*Goal:*
Return the records in full, exactly as given.

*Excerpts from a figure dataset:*
★ ★ ★ ★ ★
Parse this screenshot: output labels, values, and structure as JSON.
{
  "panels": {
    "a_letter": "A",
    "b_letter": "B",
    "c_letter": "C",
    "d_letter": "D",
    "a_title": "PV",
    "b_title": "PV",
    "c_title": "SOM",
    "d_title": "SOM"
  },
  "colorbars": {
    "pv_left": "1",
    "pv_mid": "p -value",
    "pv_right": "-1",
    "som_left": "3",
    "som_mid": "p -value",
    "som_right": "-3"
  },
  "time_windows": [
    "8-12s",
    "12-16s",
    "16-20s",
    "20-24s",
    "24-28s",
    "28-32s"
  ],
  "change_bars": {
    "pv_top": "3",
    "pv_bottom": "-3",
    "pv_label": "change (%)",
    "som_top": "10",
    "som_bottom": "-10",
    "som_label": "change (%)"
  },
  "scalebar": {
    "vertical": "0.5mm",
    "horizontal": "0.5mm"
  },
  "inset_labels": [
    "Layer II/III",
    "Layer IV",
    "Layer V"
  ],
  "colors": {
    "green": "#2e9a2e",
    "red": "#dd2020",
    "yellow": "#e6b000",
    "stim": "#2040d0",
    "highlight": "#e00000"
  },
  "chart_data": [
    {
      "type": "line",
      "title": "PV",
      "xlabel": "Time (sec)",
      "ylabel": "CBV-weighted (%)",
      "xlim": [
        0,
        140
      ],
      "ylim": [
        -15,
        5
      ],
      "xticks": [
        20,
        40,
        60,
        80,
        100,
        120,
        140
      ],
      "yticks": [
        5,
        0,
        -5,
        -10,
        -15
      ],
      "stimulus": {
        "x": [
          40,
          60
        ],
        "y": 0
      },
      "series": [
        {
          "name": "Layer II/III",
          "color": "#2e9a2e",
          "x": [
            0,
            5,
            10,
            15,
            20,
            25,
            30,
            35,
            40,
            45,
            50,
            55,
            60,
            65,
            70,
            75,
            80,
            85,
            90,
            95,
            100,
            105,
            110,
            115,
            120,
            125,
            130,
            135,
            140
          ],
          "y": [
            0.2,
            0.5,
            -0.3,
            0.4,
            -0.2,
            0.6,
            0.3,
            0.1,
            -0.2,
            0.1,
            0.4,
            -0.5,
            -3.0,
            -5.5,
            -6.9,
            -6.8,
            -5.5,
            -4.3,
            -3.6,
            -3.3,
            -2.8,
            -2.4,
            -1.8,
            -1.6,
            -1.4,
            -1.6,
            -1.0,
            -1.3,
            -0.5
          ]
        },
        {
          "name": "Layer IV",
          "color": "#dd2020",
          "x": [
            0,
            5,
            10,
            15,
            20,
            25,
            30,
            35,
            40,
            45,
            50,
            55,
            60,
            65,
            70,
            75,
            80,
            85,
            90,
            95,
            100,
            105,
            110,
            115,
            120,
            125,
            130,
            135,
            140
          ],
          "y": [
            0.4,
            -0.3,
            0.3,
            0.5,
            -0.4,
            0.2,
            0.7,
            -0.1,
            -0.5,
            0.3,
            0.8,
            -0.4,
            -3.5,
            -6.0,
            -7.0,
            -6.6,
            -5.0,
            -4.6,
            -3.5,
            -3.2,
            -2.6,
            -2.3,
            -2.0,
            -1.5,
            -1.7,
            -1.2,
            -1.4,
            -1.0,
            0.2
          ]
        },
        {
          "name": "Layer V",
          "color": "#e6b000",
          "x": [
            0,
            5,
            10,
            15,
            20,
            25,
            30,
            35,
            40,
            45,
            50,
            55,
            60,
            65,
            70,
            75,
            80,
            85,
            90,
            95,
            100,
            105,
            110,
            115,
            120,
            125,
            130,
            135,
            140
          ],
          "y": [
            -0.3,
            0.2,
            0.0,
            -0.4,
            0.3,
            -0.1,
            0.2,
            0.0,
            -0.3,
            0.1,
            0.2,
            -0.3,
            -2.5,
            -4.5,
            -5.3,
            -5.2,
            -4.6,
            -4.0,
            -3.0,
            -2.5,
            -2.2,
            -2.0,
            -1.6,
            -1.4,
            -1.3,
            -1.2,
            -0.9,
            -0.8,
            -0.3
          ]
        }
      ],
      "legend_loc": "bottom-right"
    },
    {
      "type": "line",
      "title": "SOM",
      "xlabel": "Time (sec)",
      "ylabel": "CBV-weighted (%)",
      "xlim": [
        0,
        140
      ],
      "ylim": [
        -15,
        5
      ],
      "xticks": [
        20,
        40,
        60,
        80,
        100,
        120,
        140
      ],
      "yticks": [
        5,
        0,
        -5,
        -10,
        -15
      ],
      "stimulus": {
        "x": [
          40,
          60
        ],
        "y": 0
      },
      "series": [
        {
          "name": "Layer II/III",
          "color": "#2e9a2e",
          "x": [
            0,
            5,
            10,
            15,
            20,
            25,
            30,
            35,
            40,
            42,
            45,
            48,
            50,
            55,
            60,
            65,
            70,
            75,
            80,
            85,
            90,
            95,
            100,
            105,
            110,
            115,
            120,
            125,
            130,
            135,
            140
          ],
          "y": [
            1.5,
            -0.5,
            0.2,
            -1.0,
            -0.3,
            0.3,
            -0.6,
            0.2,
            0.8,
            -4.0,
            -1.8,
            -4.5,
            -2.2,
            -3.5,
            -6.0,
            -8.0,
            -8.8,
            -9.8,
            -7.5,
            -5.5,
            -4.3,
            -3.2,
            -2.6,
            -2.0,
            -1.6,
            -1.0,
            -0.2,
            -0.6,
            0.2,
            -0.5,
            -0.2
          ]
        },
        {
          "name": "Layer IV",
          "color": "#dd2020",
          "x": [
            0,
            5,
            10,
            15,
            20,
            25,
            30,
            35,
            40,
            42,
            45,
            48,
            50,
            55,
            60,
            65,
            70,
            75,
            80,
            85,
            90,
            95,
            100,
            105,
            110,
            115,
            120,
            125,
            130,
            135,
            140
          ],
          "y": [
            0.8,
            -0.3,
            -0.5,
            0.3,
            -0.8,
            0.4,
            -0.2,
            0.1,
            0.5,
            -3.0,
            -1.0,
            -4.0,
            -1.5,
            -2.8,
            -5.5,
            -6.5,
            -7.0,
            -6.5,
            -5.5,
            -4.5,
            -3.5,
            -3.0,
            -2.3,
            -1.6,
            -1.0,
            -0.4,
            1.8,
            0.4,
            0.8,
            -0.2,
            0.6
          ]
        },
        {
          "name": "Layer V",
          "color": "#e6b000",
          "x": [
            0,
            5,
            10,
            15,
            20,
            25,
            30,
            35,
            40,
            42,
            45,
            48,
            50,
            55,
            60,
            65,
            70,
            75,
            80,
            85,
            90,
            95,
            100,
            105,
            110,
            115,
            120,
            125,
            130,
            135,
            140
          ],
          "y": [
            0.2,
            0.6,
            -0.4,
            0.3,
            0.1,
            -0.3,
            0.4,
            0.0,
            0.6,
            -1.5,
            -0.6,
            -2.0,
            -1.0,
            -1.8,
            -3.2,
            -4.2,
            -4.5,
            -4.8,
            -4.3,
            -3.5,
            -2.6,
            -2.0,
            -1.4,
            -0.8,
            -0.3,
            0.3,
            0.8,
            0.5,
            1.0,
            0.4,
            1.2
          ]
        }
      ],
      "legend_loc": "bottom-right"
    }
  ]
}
★ ★ ★ ★ ★
*Written solution:*
Parse this screenshot: output labels, values, and structure as JSON.
{
  "panels": {
    "a_letter": "A",
    "b_letter": "B",
    "c_letter": "C",
    "d_letter": "D",
    "a_title": "PV",
    "b_title": "PV",
    "c_title": "SOM",
    "d_title": "SOM"
  },
  "colorbars": {
    "pv_left": "1",
    "pv_mid": "p -value",
    "pv_right": "-1",
    "som_left": "3",
    "som_mid": "p -value",
    "som_right": "-3"
  },
  "time_windows": [
    "8-12s",
    "12-16s",
    "16-20s",
    "20-24s",
    "24-28s",
    "28-32s"
  ],
  "change_bars": {
    "pv_top": "3",
    "pv_bottom": "-3",
    "pv_label": "change (%)",
    "som_top": "10",
    "som_bottom": "-10",
    "som_label": "change (%)"
  },
  "scalebar": {
    "vertical": "0.5mm",
    "horizontal": "0.5mm"
  },
  "inset_labels": [
    "Layer II/III",
    "Layer IV",
    "Layer V"
  ],
  "colors": {
    "green": "#2e9a2e",
    "red": "#dd2020",
    "yellow": "#e6b000",
    "stim": "#2040d0",
    "highlight": "#e00000"
  },
  "chart_data": [
    {
      "type": "line",
      "title": "PV",
      "xlabel": "Time (sec)",
      "ylabel": "CBV-weighted (%)",
      "xlim": [
        0,
        140
      ],
      "ylim": [
        -15,
        5
      ],
      "xticks": [
        20,
        40,
        60,
        80,
        100,
        120,
        140
      ],
      "yticks": [
        5,
        0,
        -5,
        -10,
        -15
      ],
      "stimulus": {
        "x": [
          40,
          60
        ],
        "y": 0
      },
      "series": [
        {
          "name": "Layer II/III",
          "color": "#2e9a2e",
          "x": [
            0,
            5,
            10,
            15,
            20,
            25,
            30,
            35,
            40,
            45,
            50,
            55,
            60,
            65,
            70,
            75,
            80,
            85,
            90,
            95,
            100,
            105,
            110,
            115,
            120,
            125,
            130,
            135,
            140
          ],
          "y": [
            0.2,
            0.5,
            -0.3,
            0.4,
            -0.2,
            0.6,
            0.3,
            0.1,
            -0.2,
            0.1,
            0.4,
            -0.5,
            -3.0,
            -5.5,
            -6.9,
            -6.8,
            -5.5,
            -4.3,
            -3.6,
            -3.3,
            -2.8,
            -2.4,
            -1.8,
            -1.6,
            -1.4,
            -1.6,
            -1.0,
            -1.3,
            -0.5
          ]
        },
        {
          "name": "Layer IV",
          "color": "#dd2020",
          "x": [
            0,
            5,
            10,
            15,
            20,
            25,
            30,
            35,
            40,
            45,
            50,
            55,
            60,
            65,
            70,
            75,
            80,
            85,
            90,
            95,
            100,
            105,
            110,
            115,
            120,
            125,
            130,
            135,
            140
          ],
          "y": [
            0.4,
            -0.3,
            0.3,
            0.5,
            -0.4,
            0.2,
            0.7,
            -0.1,
            -0.5,
            0.3,
            0.8,
            -0.4,
            -3.5,
            -6.0,
            -7.0,
            -6.6,
            -5.0,
            -4.6,
            -3.5,
            -3.2,
            -2.6,
            -2.3,
            -2.0,
            -1.5,
            -1.7,
            -1.2,
            -1.4,
            -1.0,
            0.2
          ]
        },
        {
          "name": "Layer V",
          "color": "#e6b000",
          "x": [
            0,
            5,
            10,
            15,
            20,
            25,
            30,
            35,
            40,
            45,
            50,
            55,
            60,
            65,
            70,
            75,
            80,
            85,
            90,
            95,
            100,
            105,
            110,
            115,
            120,
            125,
            130,
            135,
            140
          ],
          "y": [
            -0.3,
            0.2,
            0.0,
            -0.4,
            0.3,
            -0.1,
            0.2,
            0.0,
            -0.3,
            0.1,
            0.2,
            -0.3,
            -2.5,
            -4.5,
            -5.3,
            -5.2,
            -4.6,
            -4.0,
            -3.0,
            -2.5,
            -2.2,
            -2.0,
            -1.6,
            -1.4,
            -1.3,
            -1.2,
            -0.9,
            -0.8,
            -0.3
          ]
        }
      ],
      "legend_loc": "bottom-right"
    },
    {
      "type": "line",
      "title": "SOM",
      "xlabel": "Time (sec)",
      "ylabel": "CBV-weighted (%)",
      "xlim": [
        0,
        140
      ],
      "ylim": [
        -15,
        5
      ],
      "xticks": [
        20,
        40,
        60,
        80,
        100,
        120,
        140
      ],
      "yticks": [
        5,
        0,
        -5,
        -10,
        -15
      ],
      "stimulus": {
        "x": [
          40,
          60
        ],
        "y": 0
      },
      "series": [
        {
          "name": "Layer II/III",
          "color": "#2e9a2e",
          "x": [
            0,
            5,
            10,
            15,
            20,
            25,
            30,
            35,
            40,
            42,
            45,
            48,
            50,
            55,
            60,
            65,
            70,
            75,
            80,
            85,
            90,
            95,
            100,
            105,
            110,
            115,
            120,
            125,
            130,
            135,
            140
          ],
          "y": [
            1.5,
            -0.5,
            0.2,
            -1.0,
            -0.3,
            0.3,
            -0.6,
            0.2,
            0.8,
            -4.0,
            -1.8,
            -4.5,
            -2.2,
            -3.5,
            -6.0,
            -8.0,
            -8.8,
            -9.8,
            -7.5,
            -5.5,
            -4.3,
            -3.2,
            -2.6,
            -2.0,
            -1.6,
            -1.0,
            -0.2,
            -0.6,
            0.2,
            -0.5,
            -0.2
          ]
        },
        {
          "name": "Layer IV",
          "color": "#dd2020",
          "x": [
            0,
            5,
            10,
            15,
            20,
            25,
            30,
            35,
            40,
            42,
            45,
            48,
            50,
            55,
            60,
            65,
            70,
            75,
            80,
            85,
            90,
            95,
            100,
            105,
            110,
            115,
            120,
            125,
            130,
            135,
            140
          ],
          "y": [
            0.8,
            -0.3,
            -0.5,
            0.3,
            -0.8,
            0.4,
            -0.2,
            0.1,
            0.5,
            -3.0,
            -1.0,
            -4.0,
            -1.5,
            -2.8,
            -5.5,
            -6.5,
            -7.0,
            -6.5,
            -5.5,
            -4.5,
            -3.5,
            -3.0,
            -2.3,
            -1.6,
            -1.0,
            -0.4,
            1.8,
            0.4,
            0.8,
            -0.2,
            0.6
          ]
        },
        {
          "name": "Layer V",
          "color": "#e6b000",
          "x": [
            0,
            5,
            10,
            15,
            20,
            25,
            30,
            35,
            40,
            42,
            45,
            48,
            50,
            55,
            60,
            65,
            70,
            75,
            80,
            85,
            90,
            95,
            100,
            105,
            110,
            115,
            120,
            125,
            130,
            135,
            140
          ],
          "y": [
            0.2,
            0.6,
            -0.4,
            0.3,
            0.1,
            -0.3,
            0.4,
            0.0,
            0.6,
            -1.5,
            -0.6,
            -2.0,
            -1.0,
            -1.8,
            -3.2,
            -4.2,
            -4.5,
            -4.8,
            -4.3,
            -3.5,
            -2.6,
            -2.0,
            -1.4,
            -0.8,
            -0.3,
            0.3,
            0.8,
            0.5,
            1.0,
            0.4,
            1.2
          ]
        }
      ],
      "legend_loc": "bottom-right"
    }
  ]
}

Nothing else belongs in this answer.